Dataset records

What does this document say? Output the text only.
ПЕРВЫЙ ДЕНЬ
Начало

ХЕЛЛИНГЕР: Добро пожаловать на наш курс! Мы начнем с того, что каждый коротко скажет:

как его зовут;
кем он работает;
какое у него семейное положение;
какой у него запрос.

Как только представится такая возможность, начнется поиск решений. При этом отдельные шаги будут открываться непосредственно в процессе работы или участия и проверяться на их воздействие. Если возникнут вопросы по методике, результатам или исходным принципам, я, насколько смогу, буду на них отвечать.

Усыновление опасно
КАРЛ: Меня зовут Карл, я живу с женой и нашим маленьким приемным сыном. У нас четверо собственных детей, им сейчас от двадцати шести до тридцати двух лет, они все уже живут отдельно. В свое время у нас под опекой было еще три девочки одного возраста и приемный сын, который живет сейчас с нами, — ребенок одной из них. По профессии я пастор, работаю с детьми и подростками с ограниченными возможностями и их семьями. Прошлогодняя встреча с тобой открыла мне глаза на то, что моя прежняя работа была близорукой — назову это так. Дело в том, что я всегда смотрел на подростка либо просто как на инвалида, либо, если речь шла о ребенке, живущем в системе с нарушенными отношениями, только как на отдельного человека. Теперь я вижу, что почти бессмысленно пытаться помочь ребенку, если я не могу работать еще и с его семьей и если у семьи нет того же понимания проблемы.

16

## What this task involves
Extract all of the data above and output it character for character.

## The output
What does this document say? Output the text only.
ПЕРВЫЙ ДЕНЬ
Начало

ХЕЛЛИНГЕР: Добро пожаловать на наш курс! Мы начнем с того, что каждый коротко скажет:

как его зовут;
кем он работает;
какое у него семейное положение;
какой у него запрос.

Как только представится такая возможность, начнется поиск решений. При этом отдельные шаги будут открываться непосредственно в процессе работы или участия и проверяться на их воздействие. Если возникнут вопросы по методике, результатам или исходным принципам, я, насколько смогу, буду на них отвечать.

Усыновление опасно
КАРЛ: Меня зовут Карл, я живу с женой и нашим маленьким приемным сыном. У нас четверо собственных детей, им сейчас от двадцати шести до тридцати двух лет, они все уже живут отдельно. В свое время у нас под опекой было еще три девочки одного возраста и приемный сын, который живет сейчас с нами, — ребенок одной из них. По профессии я пастор, работаю с детьми и подростками с ограниченными возможностями и их семьями. Прошлогодняя встреча с тобой открыла мне глаза на то, что моя прежняя работа была близорукой — назову это так. Дело в том, что я всегда смотрел на подростка либо просто как на инвалида, либо, если речь шла о ребенке, живущем в системе с нарушенными отношениями, только как на отдельного человека. Теперь я вижу, что почти бессмысленно пытаться помочь ребенку, если я не могу работать еще и с его семьей и если у семьи нет того же понимания проблемы.

16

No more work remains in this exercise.